» **Provided entries**
━━━━━━━━━━━━━━━━

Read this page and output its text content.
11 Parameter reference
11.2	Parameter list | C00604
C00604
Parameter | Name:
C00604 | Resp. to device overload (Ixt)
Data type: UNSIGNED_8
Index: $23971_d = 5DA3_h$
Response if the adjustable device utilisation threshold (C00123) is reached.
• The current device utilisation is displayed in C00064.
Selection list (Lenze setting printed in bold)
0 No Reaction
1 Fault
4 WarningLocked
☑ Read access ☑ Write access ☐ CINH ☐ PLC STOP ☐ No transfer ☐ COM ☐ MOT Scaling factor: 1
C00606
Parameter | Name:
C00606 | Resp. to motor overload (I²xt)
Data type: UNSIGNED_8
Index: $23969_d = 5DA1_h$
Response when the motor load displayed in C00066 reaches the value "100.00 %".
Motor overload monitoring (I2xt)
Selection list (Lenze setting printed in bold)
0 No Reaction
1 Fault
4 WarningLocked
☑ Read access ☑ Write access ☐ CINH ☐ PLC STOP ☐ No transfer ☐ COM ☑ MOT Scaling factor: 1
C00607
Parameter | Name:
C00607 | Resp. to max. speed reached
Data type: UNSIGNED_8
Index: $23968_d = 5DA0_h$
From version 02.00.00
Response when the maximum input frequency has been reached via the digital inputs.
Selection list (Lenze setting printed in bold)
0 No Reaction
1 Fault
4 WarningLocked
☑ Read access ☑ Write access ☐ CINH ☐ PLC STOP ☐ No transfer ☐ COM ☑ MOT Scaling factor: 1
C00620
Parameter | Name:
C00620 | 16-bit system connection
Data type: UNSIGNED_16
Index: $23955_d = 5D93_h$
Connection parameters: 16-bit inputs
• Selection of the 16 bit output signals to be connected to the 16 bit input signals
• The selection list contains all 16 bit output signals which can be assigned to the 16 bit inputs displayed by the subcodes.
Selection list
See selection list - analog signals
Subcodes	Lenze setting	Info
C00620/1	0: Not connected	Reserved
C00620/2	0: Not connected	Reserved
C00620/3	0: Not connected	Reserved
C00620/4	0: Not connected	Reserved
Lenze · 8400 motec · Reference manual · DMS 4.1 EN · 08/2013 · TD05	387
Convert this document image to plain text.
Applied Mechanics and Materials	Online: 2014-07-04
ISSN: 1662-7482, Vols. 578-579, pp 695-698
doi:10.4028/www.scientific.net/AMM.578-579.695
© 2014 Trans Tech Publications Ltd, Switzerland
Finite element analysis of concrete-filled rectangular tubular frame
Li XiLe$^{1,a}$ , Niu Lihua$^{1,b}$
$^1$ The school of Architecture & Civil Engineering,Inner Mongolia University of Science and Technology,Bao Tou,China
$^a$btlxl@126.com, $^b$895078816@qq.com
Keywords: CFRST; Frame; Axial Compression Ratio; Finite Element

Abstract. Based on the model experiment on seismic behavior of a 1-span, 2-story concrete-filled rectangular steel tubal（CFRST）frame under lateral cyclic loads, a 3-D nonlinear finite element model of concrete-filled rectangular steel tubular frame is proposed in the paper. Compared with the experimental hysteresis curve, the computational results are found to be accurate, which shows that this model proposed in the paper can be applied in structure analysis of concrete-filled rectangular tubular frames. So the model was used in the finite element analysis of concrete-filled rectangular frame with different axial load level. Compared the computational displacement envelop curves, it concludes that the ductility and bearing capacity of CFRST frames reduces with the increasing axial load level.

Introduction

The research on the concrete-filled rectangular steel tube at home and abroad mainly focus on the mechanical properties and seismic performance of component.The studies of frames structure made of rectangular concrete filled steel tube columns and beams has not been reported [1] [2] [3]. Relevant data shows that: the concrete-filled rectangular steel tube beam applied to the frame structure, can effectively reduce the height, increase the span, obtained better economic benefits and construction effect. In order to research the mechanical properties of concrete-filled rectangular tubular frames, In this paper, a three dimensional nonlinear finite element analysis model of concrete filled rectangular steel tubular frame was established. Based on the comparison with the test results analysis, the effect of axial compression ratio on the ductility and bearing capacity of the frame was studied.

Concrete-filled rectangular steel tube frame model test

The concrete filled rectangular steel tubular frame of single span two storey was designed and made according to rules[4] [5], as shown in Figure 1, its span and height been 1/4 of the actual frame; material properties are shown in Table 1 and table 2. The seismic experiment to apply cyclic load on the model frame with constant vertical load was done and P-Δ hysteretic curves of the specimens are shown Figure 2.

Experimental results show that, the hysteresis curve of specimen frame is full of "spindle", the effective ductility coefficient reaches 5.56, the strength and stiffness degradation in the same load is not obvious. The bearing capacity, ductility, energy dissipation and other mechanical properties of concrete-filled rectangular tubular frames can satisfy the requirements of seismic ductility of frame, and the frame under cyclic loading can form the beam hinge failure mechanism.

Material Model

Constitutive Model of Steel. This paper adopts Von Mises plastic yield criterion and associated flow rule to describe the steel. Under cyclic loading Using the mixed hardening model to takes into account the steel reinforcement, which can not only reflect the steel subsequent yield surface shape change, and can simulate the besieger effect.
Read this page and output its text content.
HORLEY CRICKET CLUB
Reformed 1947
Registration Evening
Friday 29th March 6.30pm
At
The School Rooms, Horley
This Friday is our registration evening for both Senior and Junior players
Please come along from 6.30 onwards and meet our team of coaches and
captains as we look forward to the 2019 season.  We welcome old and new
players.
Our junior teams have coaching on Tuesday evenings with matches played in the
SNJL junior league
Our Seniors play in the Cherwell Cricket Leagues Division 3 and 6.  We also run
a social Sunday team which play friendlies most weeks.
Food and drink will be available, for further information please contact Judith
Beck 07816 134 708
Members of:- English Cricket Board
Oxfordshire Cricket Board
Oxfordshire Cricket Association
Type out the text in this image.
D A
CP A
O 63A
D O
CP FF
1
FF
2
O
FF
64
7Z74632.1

━━━━━━━━━━━━━━━━

» **Written problem**
Reproduce all of the material above word for word.

» **Response to this exercise**
Read this page and output its text content.
11 Parameter reference
11.2	Parameter list | C00604
C00604
Parameter | Name:
C00604 | Resp. to device overload (Ixt)
Data type: UNSIGNED_8
Index: $23971_d = 5DA3_h$
Response if the adjustable device utilisation threshold (C00123) is reached.
• The current device utilisation is displayed in C00064.
Selection list (Lenze setting printed in bold)
0 No Reaction
1 Fault
4 WarningLocked
☑ Read access ☑ Write access ☐ CINH ☐ PLC STOP ☐ No transfer ☐ COM ☐ MOT Scaling factor: 1
C00606
Parameter | Name:
C00606 | Resp. to motor overload (I²xt)
Data type: UNSIGNED_8
Index: $23969_d = 5DA1_h$
Response when the motor load displayed in C00066 reaches the value "100.00 %".
Motor overload monitoring (I2xt)
Selection list (Lenze setting printed in bold)
0 No Reaction
1 Fault
4 WarningLocked
☑ Read access ☑ Write access ☐ CINH ☐ PLC STOP ☐ No transfer ☐ COM ☑ MOT Scaling factor: 1
C00607
Parameter | Name:
C00607 | Resp. to max. speed reached
Data type: UNSIGNED_8
Index: $23968_d = 5DA0_h$
From version 02.00.00
Response when the maximum input frequency has been reached via the digital inputs.
Selection list (Lenze setting printed in bold)
0 No Reaction
1 Fault
4 WarningLocked
☑ Read access ☑ Write access ☐ CINH ☐ PLC STOP ☐ No transfer ☐ COM ☑ MOT Scaling factor: 1
C00620
Parameter | Name:
C00620 | 16-bit system connection
Data type: UNSIGNED_16
Index: $23955_d = 5D93_h$
Connection parameters: 16-bit inputs
• Selection of the 16 bit output signals to be connected to the 16 bit input signals
• The selection list contains all 16 bit output signals which can be assigned to the 16 bit inputs displayed by the subcodes.
Selection list
See selection list - analog signals
Subcodes	Lenze setting	Info
C00620/1	0: Not connected	Reserved
C00620/2	0: Not connected	Reserved
C00620/3	0: Not connected	Reserved
C00620/4	0: Not connected	Reserved
Lenze · 8400 motec · Reference manual · DMS 4.1 EN · 08/2013 · TD05	387
Convert this document image to plain text.
Applied Mechanics and Materials	Online: 2014-07-04
ISSN: 1662-7482, Vols. 578-579, pp 695-698
doi:10.4028/www.scientific.net/AMM.578-579.695
© 2014 Trans Tech Publications Ltd, Switzerland
Finite element analysis of concrete-filled rectangular tubular frame
Li XiLe$^{1,a}$ , Niu Lihua$^{1,b}$
$^1$ The school of Architecture & Civil Engineering,Inner Mongolia University of Science and Technology,Bao Tou,China
$^a$btlxl@126.com, $^b$895078816@qq.com
Keywords: CFRST; Frame; Axial Compression Ratio; Finite Element

Abstract. Based on the model experiment on seismic behavior of a 1-span, 2-story concrete-filled rectangular steel tubal（CFRST）frame under lateral cyclic loads, a 3-D nonlinear finite element model of concrete-filled rectangular steel tubular frame is proposed in the paper. Compared with the experimental hysteresis curve, the computational results are found to be accurate, which shows that this model proposed in the paper can be applied in structure analysis of concrete-filled rectangular tubular frames. So the model was used in the finite element analysis of concrete-filled rectangular frame with different axial load level. Compared the computational displacement envelop curves, it concludes that the ductility and bearing capacity of CFRST frames reduces with the increasing axial load level.

Introduction

The research on the concrete-filled rectangular steel tube at home and abroad mainly focus on the mechanical properties and seismic performance of component.The studies of frames structure made of rectangular concrete filled steel tube columns and beams has not been reported [1] [2] [3]. Relevant data shows that: the concrete-filled rectangular steel tube beam applied to the frame structure, can effectively reduce the height, increase the span, obtained better economic benefits and construction effect. In order to research the mechanical properties of concrete-filled rectangular tubular frames, In this paper, a three dimensional nonlinear finite element analysis model of concrete filled rectangular steel tubular frame was established. Based on the comparison with the test results analysis, the effect of axial compression ratio on the ductility and bearing capacity of the frame was studied.

Concrete-filled rectangular steel tube frame model test

The concrete filled rectangular steel tubular frame of single span two storey was designed and made according to rules[4] [5], as shown in Figure 1, its span and height been 1/4 of the actual frame; material properties are shown in Table 1 and table 2. The seismic experiment to apply cyclic load on the model frame with constant vertical load was done and P-Δ hysteretic curves of the specimens are shown Figure 2.

Experimental results show that, the hysteresis curve of specimen frame is full of "spindle", the effective ductility coefficient reaches 5.56, the strength and stiffness degradation in the same load is not obvious. The bearing capacity, ductility, energy dissipation and other mechanical properties of concrete-filled rectangular tubular frames can satisfy the requirements of seismic ductility of frame, and the frame under cyclic loading can form the beam hinge failure mechanism.

Material Model

Constitutive Model of Steel. This paper adopts Von Mises plastic yield criterion and associated flow rule to describe the steel. Under cyclic loading Using the mixed hardening model to takes into account the steel reinforcement, which can not only reflect the steel subsequent yield surface shape change, and can simulate the besieger effect.
Read this page and output its text content.
HORLEY CRICKET CLUB
Reformed 1947
Registration Evening
Friday 29th March 6.30pm
At
The School Rooms, Horley
This Friday is our registration evening for both Senior and Junior players
Please come along from 6.30 onwards and meet our team of coaches and
captains as we look forward to the 2019 season.  We welcome old and new
players.
Our junior teams have coaching on Tuesday evenings with matches played in the
SNJL junior league
Our Seniors play in the Cherwell Cricket Leagues Division 3 and 6.  We also run
a social Sunday team which play friendlies most weeks.
Food and drink will be available, for further information please contact Judith
Beck 07816 134 708
Members of:- English Cricket Board
Oxfordshire Cricket Board
Oxfordshire Cricket Association
Type out the text in this image.
D A
CP A
O 63A
D O
CP FF
1
FF
2
O
FF
64
7Z74632.1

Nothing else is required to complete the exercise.